-- Begin Extracted entries --

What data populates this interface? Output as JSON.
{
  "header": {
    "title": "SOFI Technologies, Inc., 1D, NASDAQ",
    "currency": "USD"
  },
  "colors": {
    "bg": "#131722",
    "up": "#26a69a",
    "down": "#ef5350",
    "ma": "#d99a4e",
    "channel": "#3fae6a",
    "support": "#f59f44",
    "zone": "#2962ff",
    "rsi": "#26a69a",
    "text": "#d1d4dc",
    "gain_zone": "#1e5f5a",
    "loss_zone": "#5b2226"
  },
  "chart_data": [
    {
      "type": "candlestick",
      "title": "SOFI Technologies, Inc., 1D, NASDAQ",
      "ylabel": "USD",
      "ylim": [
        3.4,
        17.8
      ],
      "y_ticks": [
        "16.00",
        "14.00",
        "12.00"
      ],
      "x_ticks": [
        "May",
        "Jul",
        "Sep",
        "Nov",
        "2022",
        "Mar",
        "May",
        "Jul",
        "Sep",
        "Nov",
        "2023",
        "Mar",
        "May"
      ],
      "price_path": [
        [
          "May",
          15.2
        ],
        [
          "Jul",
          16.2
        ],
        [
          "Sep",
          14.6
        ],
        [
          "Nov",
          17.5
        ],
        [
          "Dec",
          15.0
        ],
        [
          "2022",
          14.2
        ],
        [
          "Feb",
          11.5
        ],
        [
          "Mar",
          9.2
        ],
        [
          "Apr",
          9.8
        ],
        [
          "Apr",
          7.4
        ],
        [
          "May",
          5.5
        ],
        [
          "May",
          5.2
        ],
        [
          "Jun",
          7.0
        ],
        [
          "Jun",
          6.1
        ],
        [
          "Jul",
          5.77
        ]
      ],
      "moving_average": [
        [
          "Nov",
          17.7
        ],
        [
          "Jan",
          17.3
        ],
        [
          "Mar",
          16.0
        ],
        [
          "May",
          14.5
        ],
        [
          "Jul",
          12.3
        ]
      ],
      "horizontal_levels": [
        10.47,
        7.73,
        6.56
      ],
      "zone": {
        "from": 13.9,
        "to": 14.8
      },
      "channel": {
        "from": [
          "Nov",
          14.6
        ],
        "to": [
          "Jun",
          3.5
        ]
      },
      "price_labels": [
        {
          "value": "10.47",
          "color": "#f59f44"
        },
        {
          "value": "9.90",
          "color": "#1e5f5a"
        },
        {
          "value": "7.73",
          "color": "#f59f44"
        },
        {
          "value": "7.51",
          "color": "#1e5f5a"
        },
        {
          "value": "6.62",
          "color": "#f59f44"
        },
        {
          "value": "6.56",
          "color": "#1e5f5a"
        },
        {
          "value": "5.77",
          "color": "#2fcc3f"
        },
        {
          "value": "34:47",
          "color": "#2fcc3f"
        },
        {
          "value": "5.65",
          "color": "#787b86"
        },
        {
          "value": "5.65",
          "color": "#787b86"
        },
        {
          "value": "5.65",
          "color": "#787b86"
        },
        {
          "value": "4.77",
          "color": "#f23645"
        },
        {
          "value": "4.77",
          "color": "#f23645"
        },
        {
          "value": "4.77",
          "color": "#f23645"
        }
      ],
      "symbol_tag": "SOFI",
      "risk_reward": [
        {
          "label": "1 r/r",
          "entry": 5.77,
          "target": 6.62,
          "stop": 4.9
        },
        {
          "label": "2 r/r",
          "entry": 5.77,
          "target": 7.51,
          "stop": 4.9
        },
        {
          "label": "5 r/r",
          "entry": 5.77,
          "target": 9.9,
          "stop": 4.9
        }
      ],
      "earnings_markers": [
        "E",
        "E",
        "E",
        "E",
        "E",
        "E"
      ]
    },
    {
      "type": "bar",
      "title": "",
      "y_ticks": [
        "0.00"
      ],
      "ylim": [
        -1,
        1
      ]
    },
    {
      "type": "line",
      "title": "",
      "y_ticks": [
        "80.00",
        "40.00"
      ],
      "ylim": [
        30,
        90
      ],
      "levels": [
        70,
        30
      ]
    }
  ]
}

-- End Extracted entries --

[Short exercise] The records above should be restated word for word, please.

[Reply to the task]
What data populates this interface? Output as JSON.
{
  "header": {
    "title": "SOFI Technologies, Inc., 1D, NASDAQ",
    "currency": "USD"
  },
  "colors": {
    "bg": "#131722",
    "up": "#26a69a",
    "down": "#ef5350",
    "ma": "#d99a4e",
    "channel": "#3fae6a",
    "support": "#f59f44",
    "zone": "#2962ff",
    "rsi": "#26a69a",
    "text": "#d1d4dc",
    "gain_zone": "#1e5f5a",
    "loss_zone": "#5b2226"
  },
  "chart_data": [
    {
      "type": "candlestick",
      "title": "SOFI Technologies, Inc., 1D, NASDAQ",
      "ylabel": "USD",
      "ylim": [
        3.4,
        17.8
      ],
      "y_ticks": [
        "16.00",
        "14.00",
        "12.00"
      ],
      "x_ticks": [
        "May",
        "Jul",
        "Sep",
        "Nov",
        "2022",
        "Mar",
        "May",
        "Jul",
        "Sep",
        "Nov",
        "2023",
        "Mar",
        "May"
      ],
      "price_path": [
        [
          "May",
          15.2
        ],
        [
          "Jul",
          16.2
        ],
        [
          "Sep",
          14.6
        ],
        [
          "Nov",
          17.5
        ],
        [
          "Dec",
          15.0
        ],
        [
          "2022",
          14.2
        ],
        [
          "Feb",
          11.5
        ],
        [
          "Mar",
          9.2
        ],
        [
          "Apr",
          9.8
        ],
        [
          "Apr",
          7.4
        ],
        [
          "May",
          5.5
        ],
        [
          "May",
          5.2
        ],
        [
          "Jun",
          7.0
        ],
        [
          "Jun",
          6.1
        ],
        [
          "Jul",
          5.77
        ]
      ],
      "moving_average": [
        [
          "Nov",
          17.7
        ],
        [
          "Jan",
          17.3
        ],
        [
          "Mar",
          16.0
        ],
        [
          "May",
          14.5
        ],
        [
          "Jul",
          12.3
        ]
      ],
      "horizontal_levels": [
        10.47,
        7.73,
        6.56
      ],
      "zone": {
        "from": 13.9,
        "to": 14.8
      },
      "channel": {
        "from": [
          "Nov",
          14.6
        ],
        "to": [
          "Jun",
          3.5
        ]
      },
      "price_labels": [
        {
          "value": "10.47",
          "color": "#f59f44"
        },
        {
          "value": "9.90",
          "color": "#1e5f5a"
        },
        {
          "value": "7.73",
          "color": "#f59f44"
        },
        {
          "value": "7.51",
          "color": "#1e5f5a"
        },
        {
          "value": "6.62",
          "color": "#f59f44"
        },
        {
          "value": "6.56",
          "color": "#1e5f5a"
        },
        {
          "value": "5.77",
          "color": "#2fcc3f"
        },
        {
          "value": "34:47",
          "color": "#2fcc3f"
        },
        {
          "value": "5.65",
          "color": "#787b86"
        },
        {
          "value": "5.65",
          "color": "#787b86"
        },
        {
          "value": "5.65",
          "color": "#787b86"
        },
        {
          "value": "4.77",
          "color": "#f23645"
        },
        {
          "value": "4.77",
          "color": "#f23645"
        },
        {
          "value": "4.77",
          "color": "#f23645"
        }
      ],
      "symbol_tag": "SOFI",
      "risk_reward": [
        {
          "label": "1 r/r",
          "entry": 5.77,
          "target": 6.62,
          "stop": 4.9
        },
        {
          "label": "2 r/r",
          "entry": 5.77,
          "target": 7.51,
          "stop": 4.9
        },
        {
          "label": "5 r/r",
          "entry": 5.77,
          "target": 9.9,
          "stop": 4.9
        }
      ],
      "earnings_markers": [
        "E",
        "E",
        "E",
        "E",
        "E",
        "E"
      ]
    },
    {
      "type": "bar",
      "title": "",
      "y_ticks": [
        "0.00"
      ],
      "ylim": [
        -1,
        1
      ]
    },
    {
      "type": "line",
      "title": "",
      "y_ticks": [
        "80.00",
        "40.00"
      ],
      "ylim": [
        30,
        90
      ],
      "levels": [
        70,
        30
      ]
    }
  ]
}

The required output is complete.